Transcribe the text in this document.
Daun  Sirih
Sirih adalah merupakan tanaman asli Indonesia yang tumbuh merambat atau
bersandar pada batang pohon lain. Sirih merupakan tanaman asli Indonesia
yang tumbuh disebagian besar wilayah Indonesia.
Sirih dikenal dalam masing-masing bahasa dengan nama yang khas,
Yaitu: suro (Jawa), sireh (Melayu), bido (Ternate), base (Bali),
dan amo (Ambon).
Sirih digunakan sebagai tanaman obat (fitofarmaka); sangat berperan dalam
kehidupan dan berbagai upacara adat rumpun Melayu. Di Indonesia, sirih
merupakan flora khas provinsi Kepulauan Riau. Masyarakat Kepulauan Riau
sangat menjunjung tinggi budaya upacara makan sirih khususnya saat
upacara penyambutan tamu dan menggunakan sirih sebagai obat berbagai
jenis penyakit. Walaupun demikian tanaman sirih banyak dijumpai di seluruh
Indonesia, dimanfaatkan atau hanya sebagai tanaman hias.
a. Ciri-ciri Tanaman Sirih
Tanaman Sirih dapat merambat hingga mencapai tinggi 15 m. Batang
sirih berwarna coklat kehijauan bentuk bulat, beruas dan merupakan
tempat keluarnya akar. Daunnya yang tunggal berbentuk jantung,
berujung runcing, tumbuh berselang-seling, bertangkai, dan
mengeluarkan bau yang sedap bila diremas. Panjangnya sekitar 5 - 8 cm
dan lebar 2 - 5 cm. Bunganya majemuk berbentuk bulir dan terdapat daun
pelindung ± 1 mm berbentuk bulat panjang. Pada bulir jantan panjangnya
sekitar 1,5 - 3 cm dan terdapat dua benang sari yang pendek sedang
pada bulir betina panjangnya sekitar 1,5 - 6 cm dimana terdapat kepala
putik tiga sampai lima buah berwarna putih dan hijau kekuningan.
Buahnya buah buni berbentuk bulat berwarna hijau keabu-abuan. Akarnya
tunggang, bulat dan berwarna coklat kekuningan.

— Goal of the exercise —
Output the full listing exactly as it stands.

— Result of this exercise —
Transcribe the text in this document.
Daun  Sirih
Sirih adalah merupakan tanaman asli Indonesia yang tumbuh merambat atau
bersandar pada batang pohon lain. Sirih merupakan tanaman asli Indonesia
yang tumbuh disebagian besar wilayah Indonesia.
Sirih dikenal dalam masing-masing bahasa dengan nama yang khas,
Yaitu: suro (Jawa), sireh (Melayu), bido (Ternate), base (Bali),
dan amo (Ambon).
Sirih digunakan sebagai tanaman obat (fitofarmaka); sangat berperan dalam
kehidupan dan berbagai upacara adat rumpun Melayu. Di Indonesia, sirih
merupakan flora khas provinsi Kepulauan Riau. Masyarakat Kepulauan Riau
sangat menjunjung tinggi budaya upacara makan sirih khususnya saat
upacara penyambutan tamu dan menggunakan sirih sebagai obat berbagai
jenis penyakit. Walaupun demikian tanaman sirih banyak dijumpai di seluruh
Indonesia, dimanfaatkan atau hanya sebagai tanaman hias.
a. Ciri-ciri Tanaman Sirih
Tanaman Sirih dapat merambat hingga mencapai tinggi 15 m. Batang
sirih berwarna coklat kehijauan bentuk bulat, beruas dan merupakan
tempat keluarnya akar. Daunnya yang tunggal berbentuk jantung,
berujung runcing, tumbuh berselang-seling, bertangkai, dan
mengeluarkan bau yang sedap bila diremas. Panjangnya sekitar 5 - 8 cm
dan lebar 2 - 5 cm. Bunganya majemuk berbentuk bulir dan terdapat daun
pelindung ± 1 mm berbentuk bulat panjang. Pada bulir jantan panjangnya
sekitar 1,5 - 3 cm dan terdapat dua benang sari yang pendek sedang
pada bulir betina panjangnya sekitar 1,5 - 6 cm dimana terdapat kepala
putik tiga sampai lima buah berwarna putih dan hijau kekuningan.
Buahnya buah buni berbentuk bulat berwarna hijau keabu-abuan. Akarnya
tunggang, bulat dan berwarna coklat kekuningan.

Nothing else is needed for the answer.